**GIVEN REQUEST:** Render the following material again verbatim, leaving nothing out.

**RECORDS SHOWN:**
┄┄┄┄┄┄┄┄┄┄
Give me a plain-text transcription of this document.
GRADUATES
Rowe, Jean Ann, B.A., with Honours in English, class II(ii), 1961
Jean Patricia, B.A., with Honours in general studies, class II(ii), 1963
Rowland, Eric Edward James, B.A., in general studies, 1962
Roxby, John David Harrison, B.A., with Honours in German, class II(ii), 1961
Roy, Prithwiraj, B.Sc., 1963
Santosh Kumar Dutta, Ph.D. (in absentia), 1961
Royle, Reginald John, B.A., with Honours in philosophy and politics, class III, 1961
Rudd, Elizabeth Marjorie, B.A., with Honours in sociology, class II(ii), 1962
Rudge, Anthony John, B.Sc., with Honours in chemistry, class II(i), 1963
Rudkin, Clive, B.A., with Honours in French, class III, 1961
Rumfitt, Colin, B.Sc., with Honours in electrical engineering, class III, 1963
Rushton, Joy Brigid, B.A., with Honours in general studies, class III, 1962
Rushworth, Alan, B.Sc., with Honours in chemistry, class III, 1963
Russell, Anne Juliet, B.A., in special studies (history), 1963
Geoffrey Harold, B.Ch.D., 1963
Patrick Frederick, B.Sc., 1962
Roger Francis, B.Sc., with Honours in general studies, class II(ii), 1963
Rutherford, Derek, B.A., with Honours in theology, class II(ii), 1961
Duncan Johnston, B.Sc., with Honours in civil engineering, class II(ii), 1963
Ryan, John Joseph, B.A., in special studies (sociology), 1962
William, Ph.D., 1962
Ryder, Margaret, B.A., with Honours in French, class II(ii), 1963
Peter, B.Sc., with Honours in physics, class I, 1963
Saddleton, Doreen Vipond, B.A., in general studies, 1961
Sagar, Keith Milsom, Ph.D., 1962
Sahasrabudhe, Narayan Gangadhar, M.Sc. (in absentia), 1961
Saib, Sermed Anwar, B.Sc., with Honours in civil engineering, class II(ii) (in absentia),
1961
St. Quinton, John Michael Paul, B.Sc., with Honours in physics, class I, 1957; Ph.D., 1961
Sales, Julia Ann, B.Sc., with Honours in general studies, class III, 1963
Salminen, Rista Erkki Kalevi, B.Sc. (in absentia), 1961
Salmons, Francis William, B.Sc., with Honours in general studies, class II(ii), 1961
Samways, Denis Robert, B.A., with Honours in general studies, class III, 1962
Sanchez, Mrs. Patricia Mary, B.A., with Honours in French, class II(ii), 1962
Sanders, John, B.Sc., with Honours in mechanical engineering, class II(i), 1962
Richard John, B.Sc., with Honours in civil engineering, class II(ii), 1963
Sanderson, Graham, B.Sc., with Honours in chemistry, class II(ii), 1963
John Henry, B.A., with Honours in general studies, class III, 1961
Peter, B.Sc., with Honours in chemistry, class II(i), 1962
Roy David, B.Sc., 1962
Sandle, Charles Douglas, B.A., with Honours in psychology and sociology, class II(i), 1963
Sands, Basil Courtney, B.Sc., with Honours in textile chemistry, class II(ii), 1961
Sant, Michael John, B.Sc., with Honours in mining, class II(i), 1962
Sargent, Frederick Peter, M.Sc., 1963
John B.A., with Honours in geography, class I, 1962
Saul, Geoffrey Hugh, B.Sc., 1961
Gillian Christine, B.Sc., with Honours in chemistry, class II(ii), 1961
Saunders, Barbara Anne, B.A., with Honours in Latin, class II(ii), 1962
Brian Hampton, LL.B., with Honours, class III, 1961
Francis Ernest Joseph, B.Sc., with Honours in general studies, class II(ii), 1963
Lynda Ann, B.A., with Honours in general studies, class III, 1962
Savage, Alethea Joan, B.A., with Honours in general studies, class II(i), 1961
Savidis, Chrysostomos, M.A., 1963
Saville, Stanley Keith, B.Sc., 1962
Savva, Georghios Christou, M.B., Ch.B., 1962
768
┄┄┄┄┄┄┄┄┄┄
**SOLUTION FOR THIS EXERCISE:**
Give me a plain-text transcription of this document.
GRADUATES
Rowe, Jean Ann, B.A., with Honours in English, class II(ii), 1961
Jean Patricia, B.A., with Honours in general studies, class II(ii), 1963
Rowland, Eric Edward James, B.A., in general studies, 1962
Roxby, John David Harrison, B.A., with Honours in German, class II(ii), 1961
Roy, Prithwiraj, B.Sc., 1963
Santosh Kumar Dutta, Ph.D. (in absentia), 1961
Royle, Reginald John, B.A., with Honours in philosophy and politics, class III, 1961
Rudd, Elizabeth Marjorie, B.A., with Honours in sociology, class II(ii), 1962
Rudge, Anthony John, B.Sc., with Honours in chemistry, class II(i), 1963
Rudkin, Clive, B.A., with Honours in French, class III, 1961
Rumfitt, Colin, B.Sc., with Honours in electrical engineering, class III, 1963
Rushton, Joy Brigid, B.A., with Honours in general studies, class III, 1962
Rushworth, Alan, B.Sc., with Honours in chemistry, class III, 1963
Russell, Anne Juliet, B.A., in special studies (history), 1963
Geoffrey Harold, B.Ch.D., 1963
Patrick Frederick, B.Sc., 1962
Roger Francis, B.Sc., with Honours in general studies, class II(ii), 1963
Rutherford, Derek, B.A., with Honours in theology, class II(ii), 1961
Duncan Johnston, B.Sc., with Honours in civil engineering, class II(ii), 1963
Ryan, John Joseph, B.A., in special studies (sociology), 1962
William, Ph.D., 1962
Ryder, Margaret, B.A., with Honours in French, class II(ii), 1963
Peter, B.Sc., with Honours in physics, class I, 1963
Saddleton, Doreen Vipond, B.A., in general studies, 1961
Sagar, Keith Milsom, Ph.D., 1962
Sahasrabudhe, Narayan Gangadhar, M.Sc. (in absentia), 1961
Saib, Sermed Anwar, B.Sc., with Honours in civil engineering, class II(ii) (in absentia),
1961
St. Quinton, John Michael Paul, B.Sc., with Honours in physics, class I, 1957; Ph.D., 1961
Sales, Julia Ann, B.Sc., with Honours in general studies, class III, 1963
Salminen, Rista Erkki Kalevi, B.Sc. (in absentia), 1961
Salmons, Francis William, B.Sc., with Honours in general studies, class II(ii), 1961
Samways, Denis Robert, B.A., with Honours in general studies, class III, 1962
Sanchez, Mrs. Patricia Mary, B.A., with Honours in French, class II(ii), 1962
Sanders, John, B.Sc., with Honours in mechanical engineering, class II(i), 1962
Richard John, B.Sc., with Honours in civil engineering, class II(ii), 1963
Sanderson, Graham, B.Sc., with Honours in chemistry, class II(ii), 1963
John Henry, B.A., with Honours in general studies, class III, 1961
Peter, B.Sc., with Honours in chemistry, class II(i), 1962
Roy David, B.Sc., 1962
Sandle, Charles Douglas, B.A., with Honours in psychology and sociology, class II(i), 1963
Sands, Basil Courtney, B.Sc., with Honours in textile chemistry, class II(ii), 1961
Sant, Michael John, B.Sc., with Honours in mining, class II(i), 1962
Sargent, Frederick Peter, M.Sc., 1963
John B.A., with Honours in geography, class I, 1962
Saul, Geoffrey Hugh, B.Sc., 1961
Gillian Christine, B.Sc., with Honours in chemistry, class II(ii), 1961
Saunders, Barbara Anne, B.A., with Honours in Latin, class II(ii), 1962
Brian Hampton, LL.B., with Honours, class III, 1961
Francis Ernest Joseph, B.Sc., with Honours in general studies, class II(ii), 1963
Lynda Ann, B.A., with Honours in general studies, class III, 1962
Savage, Alethea Joan, B.A., with Honours in general studies, class II(i), 1961
Savidis, Chrysostomos, M.A., 1963
Saville, Stanley Keith, B.Sc., 1962
Savva, Georghios Christou, M.B., Ch.B., 1962
768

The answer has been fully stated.